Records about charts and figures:
============
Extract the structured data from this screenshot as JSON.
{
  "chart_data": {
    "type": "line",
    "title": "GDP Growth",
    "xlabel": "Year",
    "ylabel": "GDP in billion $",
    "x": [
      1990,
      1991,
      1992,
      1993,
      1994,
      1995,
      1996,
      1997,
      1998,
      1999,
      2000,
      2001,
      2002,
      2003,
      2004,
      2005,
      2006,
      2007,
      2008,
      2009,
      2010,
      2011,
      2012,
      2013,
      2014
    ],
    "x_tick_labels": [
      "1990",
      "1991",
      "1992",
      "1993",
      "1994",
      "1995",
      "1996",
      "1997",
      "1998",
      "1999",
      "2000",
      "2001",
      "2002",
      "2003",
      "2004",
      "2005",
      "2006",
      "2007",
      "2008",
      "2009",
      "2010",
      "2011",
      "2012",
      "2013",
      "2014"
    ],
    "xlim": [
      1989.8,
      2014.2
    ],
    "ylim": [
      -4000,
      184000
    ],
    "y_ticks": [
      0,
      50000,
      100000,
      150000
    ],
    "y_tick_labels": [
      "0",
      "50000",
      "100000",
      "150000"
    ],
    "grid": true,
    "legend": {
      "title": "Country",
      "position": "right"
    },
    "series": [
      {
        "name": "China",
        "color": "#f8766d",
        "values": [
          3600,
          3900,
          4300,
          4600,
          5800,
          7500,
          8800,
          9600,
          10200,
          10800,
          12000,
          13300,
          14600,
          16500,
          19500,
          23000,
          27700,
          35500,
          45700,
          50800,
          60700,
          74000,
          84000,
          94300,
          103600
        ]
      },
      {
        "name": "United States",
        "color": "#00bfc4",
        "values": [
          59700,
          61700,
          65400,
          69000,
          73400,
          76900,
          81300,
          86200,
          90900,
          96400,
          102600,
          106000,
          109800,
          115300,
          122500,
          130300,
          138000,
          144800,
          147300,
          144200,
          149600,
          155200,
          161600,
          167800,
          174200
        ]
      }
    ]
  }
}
============
The records above are to be repeated exactly, in their entirety.

Extract the structured data from this screenshot as JSON.
{
  "chart_data": {
    "type": "line",
    "title": "GDP Growth",
    "xlabel": "Year",
    "ylabel": "GDP in billion $",
    "x": [
      1990,
      1991,
      1992,
      1993,
      1994,
      1995,
      1996,
      1997,
      1998,
      1999,
      2000,
      2001,
      2002,
      2003,
      2004,
      2005,
      2006,
      2007,
      2008,
      2009,
      2010,
      2011,
      2012,
      2013,
      2014
    ],
    "x_tick_labels": [
      "1990",
      "1991",
      "1992",
      "1993",
      "1994",
      "1995",
      "1996",
      "1997",
      "1998",
      "1999",
      "2000",
      "2001",
      "2002",
      "2003",
      "2004",
      "2005",
      "2006",
      "2007",
      "2008",
      "2009",
      "2010",
      "2011",
      "2012",
      "2013",
      "2014"
    ],
    "xlim": [
      1989.8,
      2014.2
    ],
    "ylim": [
      -4000,
      184000
    ],
    "y_ticks": [
      0,
      50000,
      100000,
      150000
    ],
    "y_tick_labels": [
      "0",
      "50000",
      "100000",
      "150000"
    ],
    "grid": true,
    "legend": {
      "title": "Country",
      "position": "right"
    },
    "series": [
      {
        "name": "China",
        "color": "#f8766d",
        "values": [
          3600,
          3900,
          4300,
          4600,
          5800,
          7500,
          8800,
          9600,
          10200,
          10800,
          12000,
          13300,
          14600,
          16500,
          19500,
          23000,
          27700,
          35500,
          45700,
          50800,
          60700,
          74000,
          84000,
          94300,
          103600
        ]
      },
      {
        "name": "United States",
        "color": "#00bfc4",
        "values": [
          59700,
          61700,
          65400,
          69000,
          73400,
          76900,
          81300,
          86200,
          90900,
          96400,
          102600,
          106000,
          109800,
          115300,
          122500,
          130300,
          138000,
          144800,
          147300,
          144200,
          149600,
          155200,
          161600,
          167800,
          174200
        ]
      }
    ]
  }
}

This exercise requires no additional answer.